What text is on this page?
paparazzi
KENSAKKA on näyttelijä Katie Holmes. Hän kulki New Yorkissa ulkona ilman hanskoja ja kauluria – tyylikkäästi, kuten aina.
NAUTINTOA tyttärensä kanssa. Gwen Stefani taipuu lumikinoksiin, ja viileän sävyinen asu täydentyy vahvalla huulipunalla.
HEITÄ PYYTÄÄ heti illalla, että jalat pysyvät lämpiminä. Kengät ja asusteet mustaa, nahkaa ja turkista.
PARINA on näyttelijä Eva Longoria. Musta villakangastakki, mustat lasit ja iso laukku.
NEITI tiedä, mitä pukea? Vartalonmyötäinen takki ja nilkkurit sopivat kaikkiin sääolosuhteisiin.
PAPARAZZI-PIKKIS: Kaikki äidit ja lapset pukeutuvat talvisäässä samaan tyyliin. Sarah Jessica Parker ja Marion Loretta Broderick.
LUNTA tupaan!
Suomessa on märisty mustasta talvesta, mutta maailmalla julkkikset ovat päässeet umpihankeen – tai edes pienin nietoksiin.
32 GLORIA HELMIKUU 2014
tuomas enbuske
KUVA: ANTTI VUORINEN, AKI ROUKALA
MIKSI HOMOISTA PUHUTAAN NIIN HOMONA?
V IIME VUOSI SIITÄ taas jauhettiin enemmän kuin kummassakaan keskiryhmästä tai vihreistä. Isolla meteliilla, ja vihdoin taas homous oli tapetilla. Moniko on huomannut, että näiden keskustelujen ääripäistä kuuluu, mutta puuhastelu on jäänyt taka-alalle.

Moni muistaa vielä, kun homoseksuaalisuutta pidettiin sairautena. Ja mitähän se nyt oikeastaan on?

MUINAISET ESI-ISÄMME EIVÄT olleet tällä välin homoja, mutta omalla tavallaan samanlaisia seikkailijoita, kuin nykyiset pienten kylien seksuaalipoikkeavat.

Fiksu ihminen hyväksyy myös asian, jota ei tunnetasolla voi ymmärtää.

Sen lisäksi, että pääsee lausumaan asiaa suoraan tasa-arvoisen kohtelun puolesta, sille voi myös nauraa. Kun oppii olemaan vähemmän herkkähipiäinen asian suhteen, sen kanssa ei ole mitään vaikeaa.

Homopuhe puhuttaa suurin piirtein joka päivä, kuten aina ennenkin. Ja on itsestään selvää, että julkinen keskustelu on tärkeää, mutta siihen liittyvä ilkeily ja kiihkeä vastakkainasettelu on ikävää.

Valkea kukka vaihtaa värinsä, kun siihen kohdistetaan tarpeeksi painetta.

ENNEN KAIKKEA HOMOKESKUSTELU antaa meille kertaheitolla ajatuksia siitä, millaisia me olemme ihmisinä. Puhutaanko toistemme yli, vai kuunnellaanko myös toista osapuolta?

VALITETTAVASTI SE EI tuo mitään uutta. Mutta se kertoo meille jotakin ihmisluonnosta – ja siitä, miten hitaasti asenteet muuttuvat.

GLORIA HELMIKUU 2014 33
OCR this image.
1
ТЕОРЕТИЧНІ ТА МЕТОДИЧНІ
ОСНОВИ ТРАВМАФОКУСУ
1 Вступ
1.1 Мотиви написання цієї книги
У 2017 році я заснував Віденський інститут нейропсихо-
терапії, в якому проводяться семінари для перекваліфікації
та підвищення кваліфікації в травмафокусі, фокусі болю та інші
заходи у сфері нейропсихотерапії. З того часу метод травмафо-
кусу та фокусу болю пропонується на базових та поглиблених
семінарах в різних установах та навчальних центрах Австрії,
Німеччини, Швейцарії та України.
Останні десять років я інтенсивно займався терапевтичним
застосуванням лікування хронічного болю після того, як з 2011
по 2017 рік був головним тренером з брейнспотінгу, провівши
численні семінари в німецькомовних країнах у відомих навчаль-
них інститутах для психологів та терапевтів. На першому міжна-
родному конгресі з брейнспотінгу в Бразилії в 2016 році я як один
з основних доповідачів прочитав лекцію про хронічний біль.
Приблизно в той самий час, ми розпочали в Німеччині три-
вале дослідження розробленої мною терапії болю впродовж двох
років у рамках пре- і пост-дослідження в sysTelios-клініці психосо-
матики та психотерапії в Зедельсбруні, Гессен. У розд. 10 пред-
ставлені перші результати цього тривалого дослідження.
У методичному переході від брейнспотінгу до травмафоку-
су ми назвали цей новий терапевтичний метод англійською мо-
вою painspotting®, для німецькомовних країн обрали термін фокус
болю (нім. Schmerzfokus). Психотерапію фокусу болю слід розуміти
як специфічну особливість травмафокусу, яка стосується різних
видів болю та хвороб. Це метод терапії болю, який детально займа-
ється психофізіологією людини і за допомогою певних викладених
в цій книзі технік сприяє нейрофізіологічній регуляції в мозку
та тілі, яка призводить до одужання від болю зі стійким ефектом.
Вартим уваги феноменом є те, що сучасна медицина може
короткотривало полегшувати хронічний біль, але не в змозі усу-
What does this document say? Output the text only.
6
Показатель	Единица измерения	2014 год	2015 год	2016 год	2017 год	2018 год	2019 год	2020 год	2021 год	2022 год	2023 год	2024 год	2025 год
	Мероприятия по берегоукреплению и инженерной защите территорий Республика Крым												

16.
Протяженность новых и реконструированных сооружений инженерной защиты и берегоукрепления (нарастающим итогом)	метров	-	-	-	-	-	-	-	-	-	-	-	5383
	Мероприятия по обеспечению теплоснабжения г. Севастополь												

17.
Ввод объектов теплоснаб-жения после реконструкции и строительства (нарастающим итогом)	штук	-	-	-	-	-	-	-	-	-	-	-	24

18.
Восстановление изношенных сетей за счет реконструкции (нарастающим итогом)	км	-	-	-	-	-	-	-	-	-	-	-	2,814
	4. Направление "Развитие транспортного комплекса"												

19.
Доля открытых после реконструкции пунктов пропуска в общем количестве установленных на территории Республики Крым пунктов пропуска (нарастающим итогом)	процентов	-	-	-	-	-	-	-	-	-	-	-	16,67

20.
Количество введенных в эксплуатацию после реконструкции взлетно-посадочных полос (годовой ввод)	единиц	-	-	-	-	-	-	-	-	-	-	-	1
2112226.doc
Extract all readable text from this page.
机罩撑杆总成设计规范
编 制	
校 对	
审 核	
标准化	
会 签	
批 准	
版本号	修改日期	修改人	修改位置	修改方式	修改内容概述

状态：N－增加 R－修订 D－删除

WHAT YOU ARE ASKED TO DO
Print the listing above in full, exactly as it is.

EXPECTED ANSWER
What text is on this page?
paparazzi
KENSAKKA on näyttelijä Katie Holmes. Hän kulki New Yorkissa ulkona ilman hanskoja ja kauluria – tyylikkäästi, kuten aina.
NAUTINTOA tyttärensä kanssa. Gwen Stefani taipuu lumikinoksiin, ja viileän sävyinen asu täydentyy vahvalla huulipunalla.
HEITÄ PYYTÄÄ heti illalla, että jalat pysyvät lämpiminä. Kengät ja asusteet mustaa, nahkaa ja turkista.
PARINA on näyttelijä Eva Longoria. Musta villakangastakki, mustat lasit ja iso laukku.
NEITI tiedä, mitä pukea? Vartalonmyötäinen takki ja nilkkurit sopivat kaikkiin sääolosuhteisiin.
PAPARAZZI-PIKKIS: Kaikki äidit ja lapset pukeutuvat talvisäässä samaan tyyliin. Sarah Jessica Parker ja Marion Loretta Broderick.
LUNTA tupaan!
Suomessa on märisty mustasta talvesta, mutta maailmalla julkkikset ovat päässeet umpihankeen – tai edes pienin nietoksiin.
32 GLORIA HELMIKUU 2014
tuomas enbuske
KUVA: ANTTI VUORINEN, AKI ROUKALA
MIKSI HOMOISTA PUHUTAAN NIIN HOMONA?
V IIME VUOSI SIITÄ taas jauhettiin enemmän kuin kummassakaan keskiryhmästä tai vihreistä. Isolla meteliilla, ja vihdoin taas homous oli tapetilla. Moniko on huomannut, että näiden keskustelujen ääripäistä kuuluu, mutta puuhastelu on jäänyt taka-alalle.

Moni muistaa vielä, kun homoseksuaalisuutta pidettiin sairautena. Ja mitähän se nyt oikeastaan on?

MUINAISET ESI-ISÄMME EIVÄT olleet tällä välin homoja, mutta omalla tavallaan samanlaisia seikkailijoita, kuin nykyiset pienten kylien seksuaalipoikkeavat.

Fiksu ihminen hyväksyy myös asian, jota ei tunnetasolla voi ymmärtää.

Sen lisäksi, että pääsee lausumaan asiaa suoraan tasa-arvoisen kohtelun puolesta, sille voi myös nauraa. Kun oppii olemaan vähemmän herkkähipiäinen asian suhteen, sen kanssa ei ole mitään vaikeaa.

Homopuhe puhuttaa suurin piirtein joka päivä, kuten aina ennenkin. Ja on itsestään selvää, että julkinen keskustelu on tärkeää, mutta siihen liittyvä ilkeily ja kiihkeä vastakkainasettelu on ikävää.

Valkea kukka vaihtaa värinsä, kun siihen kohdistetaan tarpeeksi painetta.

ENNEN KAIKKEA HOMOKESKUSTELU antaa meille kertaheitolla ajatuksia siitä, millaisia me olemme ihmisinä. Puhutaanko toistemme yli, vai kuunnellaanko myös toista osapuolta?

VALITETTAVASTI SE EI tuo mitään uutta. Mutta se kertoo meille jotakin ihmisluonnosta – ja siitä, miten hitaasti asenteet muuttuvat.

GLORIA HELMIKUU 2014 33
OCR this image.
1
ТЕОРЕТИЧНІ ТА МЕТОДИЧНІ
ОСНОВИ ТРАВМАФОКУСУ
1 Вступ
1.1 Мотиви написання цієї книги
У 2017 році я заснував Віденський інститут нейропсихо-
терапії, в якому проводяться семінари для перекваліфікації
та підвищення кваліфікації в травмафокусі, фокусі болю та інші
заходи у сфері нейропсихотерапії. З того часу метод травмафо-
кусу та фокусу болю пропонується на базових та поглиблених
семінарах в різних установах та навчальних центрах Австрії,
Німеччини, Швейцарії та України.
Останні десять років я інтенсивно займався терапевтичним
застосуванням лікування хронічного болю після того, як з 2011
по 2017 рік був головним тренером з брейнспотінгу, провівши
численні семінари в німецькомовних країнах у відомих навчаль-
них інститутах для психологів та терапевтів. На першому міжна-
родному конгресі з брейнспотінгу в Бразилії в 2016 році я як один
з основних доповідачів прочитав лекцію про хронічний біль.
Приблизно в той самий час, ми розпочали в Німеччині три-
вале дослідження розробленої мною терапії болю впродовж двох
років у рамках пре- і пост-дослідження в sysTelios-клініці психосо-
матики та психотерапії в Зедельсбруні, Гессен. У розд. 10 пред-
ставлені перші результати цього тривалого дослідження.
У методичному переході від брейнспотінгу до травмафоку-
су ми назвали цей новий терапевтичний метод англійською мо-
вою painspotting®, для німецькомовних країн обрали термін фокус
болю (нім. Schmerzfokus). Психотерапію фокусу болю слід розуміти
як специфічну особливість травмафокусу, яка стосується різних
видів болю та хвороб. Це метод терапії болю, який детально займа-
ється психофізіологією людини і за допомогою певних викладених
в цій книзі технік сприяє нейрофізіологічній регуляції в мозку
та тілі, яка призводить до одужання від болю зі стійким ефектом.
Вартим уваги феноменом є те, що сучасна медицина може
короткотривало полегшувати хронічний біль, але не в змозі усу-
What does this document say? Output the text only.
6
Показатель	Единица измерения	2014 год	2015 год	2016 год	2017 год	2018 год	2019 год	2020 год	2021 год	2022 год	2023 год	2024 год	2025 год
	Мероприятия по берегоукреплению и инженерной защите территорий Республика Крым												

16.
Протяженность новых и реконструированных сооружений инженерной защиты и берегоукрепления (нарастающим итогом)	метров	-	-	-	-	-	-	-	-	-	-	-	5383
	Мероприятия по обеспечению теплоснабжения г. Севастополь												

17.
Ввод объектов теплоснаб-жения после реконструкции и строительства (нарастающим итогом)	штук	-	-	-	-	-	-	-	-	-	-	-	24

18.
Восстановление изношенных сетей за счет реконструкции (нарастающим итогом)	км	-	-	-	-	-	-	-	-	-	-	-	2,814
	4. Направление "Развитие транспортного комплекса"												

19.
Доля открытых после реконструкции пунктов пропуска в общем количестве установленных на территории Республики Крым пунктов пропуска (нарастающим итогом)	процентов	-	-	-	-	-	-	-	-	-	-	-	16,67

20.
Количество введенных в эксплуатацию после реконструкции взлетно-посадочных полос (годовой ввод)	единиц	-	-	-	-	-	-	-	-	-	-	-	1
2112226.doc
Extract all readable text from this page.
机罩撑杆总成设计规范
编 制	
校 对	
审 核	
标准化	
会 签	
批 准	
版本号	修改日期	修改人	修改位置	修改方式	修改内容概述

状态：N－增加 R－修订 D－删除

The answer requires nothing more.